Items listed in a dataset

· · · ·

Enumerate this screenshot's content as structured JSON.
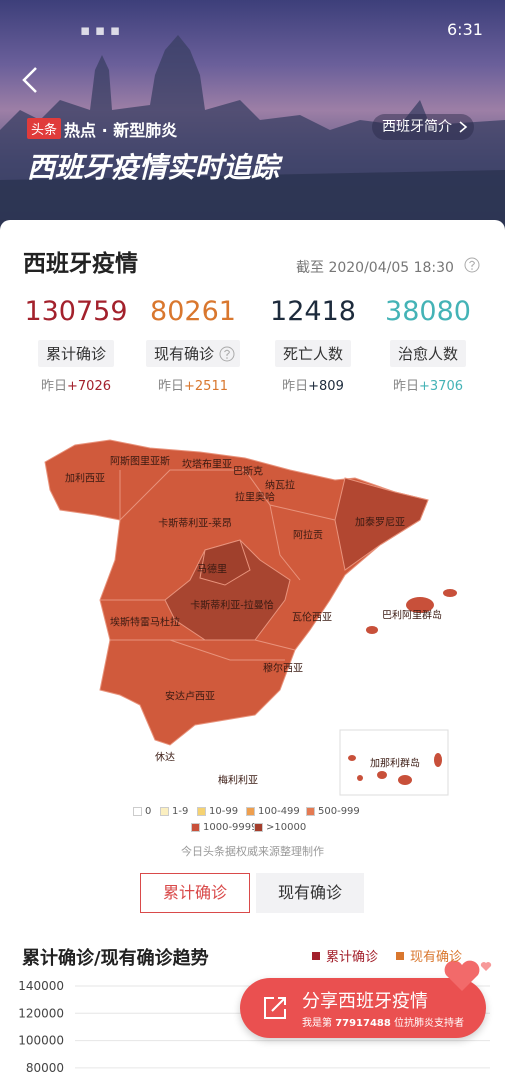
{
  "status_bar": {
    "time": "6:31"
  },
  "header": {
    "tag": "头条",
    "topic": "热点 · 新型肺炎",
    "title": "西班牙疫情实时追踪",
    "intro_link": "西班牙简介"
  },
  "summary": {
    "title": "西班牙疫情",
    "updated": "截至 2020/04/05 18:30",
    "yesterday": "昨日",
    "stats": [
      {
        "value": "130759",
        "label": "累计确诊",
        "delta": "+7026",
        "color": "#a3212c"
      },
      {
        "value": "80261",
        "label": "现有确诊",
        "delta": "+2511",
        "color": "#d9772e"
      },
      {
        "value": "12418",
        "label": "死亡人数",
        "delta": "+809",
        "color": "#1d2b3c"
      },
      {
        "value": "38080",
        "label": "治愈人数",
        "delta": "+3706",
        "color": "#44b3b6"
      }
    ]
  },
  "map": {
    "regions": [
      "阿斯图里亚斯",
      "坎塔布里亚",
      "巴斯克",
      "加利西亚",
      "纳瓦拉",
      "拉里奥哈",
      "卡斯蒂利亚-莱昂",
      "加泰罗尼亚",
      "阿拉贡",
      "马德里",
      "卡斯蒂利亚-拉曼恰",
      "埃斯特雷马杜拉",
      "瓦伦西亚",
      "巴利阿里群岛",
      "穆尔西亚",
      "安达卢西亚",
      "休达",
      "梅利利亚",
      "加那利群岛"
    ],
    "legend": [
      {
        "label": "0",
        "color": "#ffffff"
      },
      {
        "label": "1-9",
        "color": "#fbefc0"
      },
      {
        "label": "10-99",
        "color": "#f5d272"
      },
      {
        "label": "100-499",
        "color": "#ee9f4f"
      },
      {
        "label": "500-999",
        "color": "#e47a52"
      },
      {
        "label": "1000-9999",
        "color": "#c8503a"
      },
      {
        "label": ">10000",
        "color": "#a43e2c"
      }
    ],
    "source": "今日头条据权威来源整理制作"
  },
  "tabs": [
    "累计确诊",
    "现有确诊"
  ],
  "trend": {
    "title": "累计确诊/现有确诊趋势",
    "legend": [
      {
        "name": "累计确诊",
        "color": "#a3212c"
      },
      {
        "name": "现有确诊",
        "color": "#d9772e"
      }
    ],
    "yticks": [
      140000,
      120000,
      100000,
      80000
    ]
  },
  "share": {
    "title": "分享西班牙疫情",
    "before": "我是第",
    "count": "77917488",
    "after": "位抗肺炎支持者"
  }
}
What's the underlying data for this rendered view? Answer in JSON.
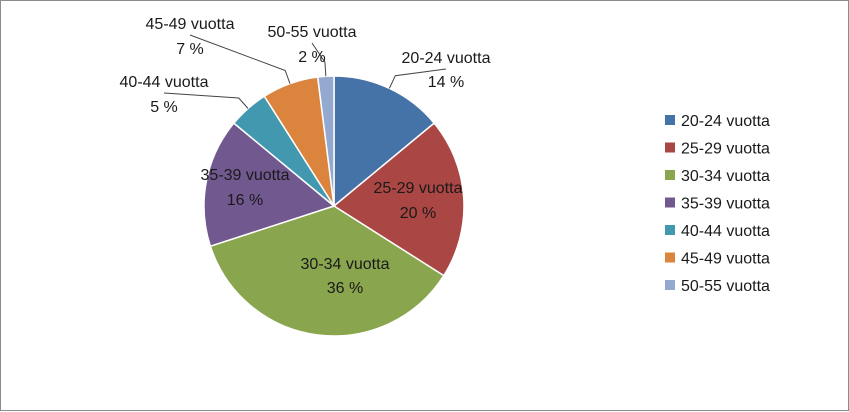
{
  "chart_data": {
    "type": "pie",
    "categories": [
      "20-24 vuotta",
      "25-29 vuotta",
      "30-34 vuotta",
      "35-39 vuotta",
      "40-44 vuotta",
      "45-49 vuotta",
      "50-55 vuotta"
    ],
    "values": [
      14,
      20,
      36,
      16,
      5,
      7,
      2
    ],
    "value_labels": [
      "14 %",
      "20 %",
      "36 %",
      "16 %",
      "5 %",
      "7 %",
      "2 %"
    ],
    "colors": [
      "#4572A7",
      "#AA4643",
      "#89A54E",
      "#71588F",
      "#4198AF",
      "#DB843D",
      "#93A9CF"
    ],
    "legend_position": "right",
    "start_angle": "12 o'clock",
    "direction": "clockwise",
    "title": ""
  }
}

· · · ·

EXERCISE INSTRUCTIONS
The records above are to be quoted exactly, with all pictures left out.

THE SOLUTION
Enumerate this screenshot's content as structured JSON.
{
  "status_bar": {
    "time": "6:31"
  },
  "header": {
    "tag": "头条",
    "topic": "热点 · 新型肺炎",
    "title": "西班牙疫情实时追踪",
    "intro_link": "西班牙简介"
  },
  "summary": {
    "title": "西班牙疫情",
    "updated": "截至 2020/04/05 18:30",
    "yesterday": "昨日",
    "stats": [
      {
        "value": "130759",
        "label": "累计确诊",
        "delta": "+7026",
        "color": "#a3212c"
      },
      {
        "value": "80261",
        "label": "现有确诊",
        "delta": "+2511",
        "color": "#d9772e"
      },
      {
        "value": "12418",
        "label": "死亡人数",
        "delta": "+809",
        "color": "#1d2b3c"
      },
      {
        "value": "38080",
        "label": "治愈人数",
        "delta": "+3706",
        "color": "#44b3b6"
      }
    ]
  },
  "map": {
    "regions": [
      "阿斯图里亚斯",
      "坎塔布里亚",
      "巴斯克",
      "加利西亚",
      "纳瓦拉",
      "拉里奥哈",
      "卡斯蒂利亚-莱昂",
      "加泰罗尼亚",
      "阿拉贡",
      "马德里",
      "卡斯蒂利亚-拉曼恰",
      "埃斯特雷马杜拉",
      "瓦伦西亚",
      "巴利阿里群岛",
      "穆尔西亚",
      "安达卢西亚",
      "休达",
      "梅利利亚",
      "加那利群岛"
    ],
    "legend": [
      {
        "label": "0",
        "color": "#ffffff"
      },
      {
        "label": "1-9",
        "color": "#fbefc0"
      },
      {
        "label": "10-99",
        "color": "#f5d272"
      },
      {
        "label": "100-499",
        "color": "#ee9f4f"
      },
      {
        "label": "500-999",
        "color": "#e47a52"
      },
      {
        "label": "1000-9999",
        "color": "#c8503a"
      },
      {
        "label": ">10000",
        "color": "#a43e2c"
      }
    ],
    "source": "今日头条据权威来源整理制作"
  },
  "tabs": [
    "累计确诊",
    "现有确诊"
  ],
  "trend": {
    "title": "累计确诊/现有确诊趋势",
    "legend": [
      {
        "name": "累计确诊",
        "color": "#a3212c"
      },
      {
        "name": "现有确诊",
        "color": "#d9772e"
      }
    ],
    "yticks": [
      140000,
      120000,
      100000,
      80000
    ]
  },
  "share": {
    "title": "分享西班牙疫情",
    "before": "我是第",
    "count": "77917488",
    "after": "位抗肺炎支持者"
  }
}
What's the underlying data for this rendered view? Answer in JSON.
{
  "chart_data": {
    "type": "pie",
    "categories": [
      "20-24 vuotta",
      "25-29 vuotta",
      "30-34 vuotta",
      "35-39 vuotta",
      "40-44 vuotta",
      "45-49 vuotta",
      "50-55 vuotta"
    ],
    "values": [
      14,
      20,
      36,
      16,
      5,
      7,
      2
    ],
    "value_labels": [
      "14 %",
      "20 %",
      "36 %",
      "16 %",
      "5 %",
      "7 %",
      "2 %"
    ],
    "colors": [
      "#4572A7",
      "#AA4643",
      "#89A54E",
      "#71588F",
      "#4198AF",
      "#DB843D",
      "#93A9CF"
    ],
    "legend_position": "right",
    "start_angle": "12 o'clock",
    "direction": "clockwise",
    "title": ""
  }
}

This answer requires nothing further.